Work out how many lines have "польского" in them. Give only that number.

Material for this exercise -
────

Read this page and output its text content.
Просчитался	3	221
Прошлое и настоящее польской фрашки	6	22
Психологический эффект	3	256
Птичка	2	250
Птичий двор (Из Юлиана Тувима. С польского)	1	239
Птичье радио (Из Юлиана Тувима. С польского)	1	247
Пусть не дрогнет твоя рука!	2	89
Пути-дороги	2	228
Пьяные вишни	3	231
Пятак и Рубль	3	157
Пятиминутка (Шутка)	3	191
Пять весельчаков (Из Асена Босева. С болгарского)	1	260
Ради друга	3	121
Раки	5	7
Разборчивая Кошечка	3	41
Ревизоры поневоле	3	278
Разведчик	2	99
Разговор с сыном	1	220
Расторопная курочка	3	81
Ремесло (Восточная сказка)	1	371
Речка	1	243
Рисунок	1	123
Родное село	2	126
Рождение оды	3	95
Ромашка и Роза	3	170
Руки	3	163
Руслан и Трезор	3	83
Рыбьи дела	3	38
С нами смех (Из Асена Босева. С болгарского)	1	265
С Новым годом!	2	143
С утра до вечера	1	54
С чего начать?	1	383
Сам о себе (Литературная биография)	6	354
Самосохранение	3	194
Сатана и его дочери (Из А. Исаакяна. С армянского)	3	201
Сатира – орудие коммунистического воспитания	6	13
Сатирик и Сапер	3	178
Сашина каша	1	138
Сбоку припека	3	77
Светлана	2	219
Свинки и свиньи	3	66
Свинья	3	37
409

────

Exercise solution -
2